## START Records provided

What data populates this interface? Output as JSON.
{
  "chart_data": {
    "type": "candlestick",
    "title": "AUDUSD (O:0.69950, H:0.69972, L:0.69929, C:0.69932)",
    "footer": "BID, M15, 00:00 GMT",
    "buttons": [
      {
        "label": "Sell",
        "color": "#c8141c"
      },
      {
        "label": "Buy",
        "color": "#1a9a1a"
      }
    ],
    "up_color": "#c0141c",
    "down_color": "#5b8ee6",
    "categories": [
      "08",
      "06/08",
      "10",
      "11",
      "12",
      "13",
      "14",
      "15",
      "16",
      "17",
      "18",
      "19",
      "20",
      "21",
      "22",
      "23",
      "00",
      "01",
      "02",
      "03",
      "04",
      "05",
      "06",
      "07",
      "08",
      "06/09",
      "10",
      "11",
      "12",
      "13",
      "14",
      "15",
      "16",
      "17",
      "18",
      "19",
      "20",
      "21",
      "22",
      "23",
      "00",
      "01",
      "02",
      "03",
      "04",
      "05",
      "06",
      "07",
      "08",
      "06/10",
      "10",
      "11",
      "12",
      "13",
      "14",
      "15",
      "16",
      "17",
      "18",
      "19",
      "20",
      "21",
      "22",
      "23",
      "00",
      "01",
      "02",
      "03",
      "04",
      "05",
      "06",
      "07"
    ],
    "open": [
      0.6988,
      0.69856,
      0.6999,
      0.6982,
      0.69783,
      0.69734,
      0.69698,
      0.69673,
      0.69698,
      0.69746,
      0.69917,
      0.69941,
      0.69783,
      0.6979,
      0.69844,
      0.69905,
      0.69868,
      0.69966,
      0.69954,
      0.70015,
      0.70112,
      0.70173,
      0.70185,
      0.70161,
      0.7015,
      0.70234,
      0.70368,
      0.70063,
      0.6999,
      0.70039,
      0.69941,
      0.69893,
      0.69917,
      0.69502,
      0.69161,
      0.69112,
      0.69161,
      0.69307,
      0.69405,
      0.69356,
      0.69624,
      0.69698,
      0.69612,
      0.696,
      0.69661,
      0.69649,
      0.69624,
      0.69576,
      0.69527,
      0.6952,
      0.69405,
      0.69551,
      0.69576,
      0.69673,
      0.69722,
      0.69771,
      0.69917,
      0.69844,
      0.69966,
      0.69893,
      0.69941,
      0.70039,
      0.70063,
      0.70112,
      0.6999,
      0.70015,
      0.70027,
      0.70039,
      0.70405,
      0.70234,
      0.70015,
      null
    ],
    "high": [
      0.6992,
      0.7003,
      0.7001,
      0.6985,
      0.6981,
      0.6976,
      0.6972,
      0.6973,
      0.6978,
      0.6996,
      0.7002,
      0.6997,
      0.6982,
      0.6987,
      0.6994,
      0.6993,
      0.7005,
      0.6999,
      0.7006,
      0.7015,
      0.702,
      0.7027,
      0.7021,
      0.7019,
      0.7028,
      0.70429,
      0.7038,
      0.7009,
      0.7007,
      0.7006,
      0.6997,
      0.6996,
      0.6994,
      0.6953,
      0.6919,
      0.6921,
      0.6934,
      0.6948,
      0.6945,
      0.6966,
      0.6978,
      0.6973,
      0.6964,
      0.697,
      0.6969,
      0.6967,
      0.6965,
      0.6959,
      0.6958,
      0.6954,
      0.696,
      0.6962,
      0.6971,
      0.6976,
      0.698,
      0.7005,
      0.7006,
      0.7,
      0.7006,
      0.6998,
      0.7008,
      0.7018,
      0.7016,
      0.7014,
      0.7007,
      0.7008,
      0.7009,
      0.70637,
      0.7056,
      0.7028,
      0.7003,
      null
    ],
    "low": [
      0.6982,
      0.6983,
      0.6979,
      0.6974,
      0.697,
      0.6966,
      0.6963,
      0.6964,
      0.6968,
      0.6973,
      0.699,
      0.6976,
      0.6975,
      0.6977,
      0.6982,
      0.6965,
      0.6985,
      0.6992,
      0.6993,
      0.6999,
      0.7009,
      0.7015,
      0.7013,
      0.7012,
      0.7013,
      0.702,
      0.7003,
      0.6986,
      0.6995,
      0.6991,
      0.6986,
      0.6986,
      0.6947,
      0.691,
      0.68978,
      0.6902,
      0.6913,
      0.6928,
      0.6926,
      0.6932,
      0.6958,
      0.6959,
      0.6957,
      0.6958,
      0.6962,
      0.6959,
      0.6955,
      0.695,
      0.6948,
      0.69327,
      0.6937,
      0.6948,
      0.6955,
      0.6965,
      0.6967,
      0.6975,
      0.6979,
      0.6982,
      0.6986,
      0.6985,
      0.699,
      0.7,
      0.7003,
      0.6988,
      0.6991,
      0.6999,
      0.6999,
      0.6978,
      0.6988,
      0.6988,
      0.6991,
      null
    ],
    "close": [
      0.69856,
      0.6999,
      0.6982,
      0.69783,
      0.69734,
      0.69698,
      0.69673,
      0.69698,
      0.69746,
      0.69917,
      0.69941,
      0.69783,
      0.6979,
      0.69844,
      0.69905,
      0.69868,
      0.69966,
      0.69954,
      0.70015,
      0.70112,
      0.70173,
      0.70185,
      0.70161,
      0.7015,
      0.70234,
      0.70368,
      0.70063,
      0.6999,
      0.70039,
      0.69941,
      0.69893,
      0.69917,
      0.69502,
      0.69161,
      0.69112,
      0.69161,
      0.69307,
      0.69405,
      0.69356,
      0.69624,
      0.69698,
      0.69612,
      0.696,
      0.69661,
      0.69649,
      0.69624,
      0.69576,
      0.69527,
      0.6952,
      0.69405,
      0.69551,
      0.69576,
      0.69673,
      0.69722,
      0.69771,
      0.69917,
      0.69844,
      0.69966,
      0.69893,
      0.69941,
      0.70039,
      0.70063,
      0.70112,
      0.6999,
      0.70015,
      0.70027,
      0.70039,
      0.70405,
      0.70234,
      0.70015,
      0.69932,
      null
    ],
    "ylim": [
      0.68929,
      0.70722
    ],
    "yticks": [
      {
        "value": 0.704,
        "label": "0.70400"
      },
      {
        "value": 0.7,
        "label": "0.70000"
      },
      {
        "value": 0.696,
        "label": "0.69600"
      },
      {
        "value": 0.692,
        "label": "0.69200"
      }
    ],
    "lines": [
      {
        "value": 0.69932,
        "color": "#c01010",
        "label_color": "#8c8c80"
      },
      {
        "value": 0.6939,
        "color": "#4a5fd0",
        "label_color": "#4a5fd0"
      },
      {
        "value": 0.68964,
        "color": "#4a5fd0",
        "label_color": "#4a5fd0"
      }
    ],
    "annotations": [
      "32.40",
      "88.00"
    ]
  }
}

## END Records provided

Aim of the exercise: Copy every line of the entries above in which "value" occurs.

Exercise response:
        "value": 0.704,
        "value": 0.7,
        "value": 0.696,
        "value": 0.692,
        "value": 0.69932,
        "value": 0.6939,
        "value": 0.68964,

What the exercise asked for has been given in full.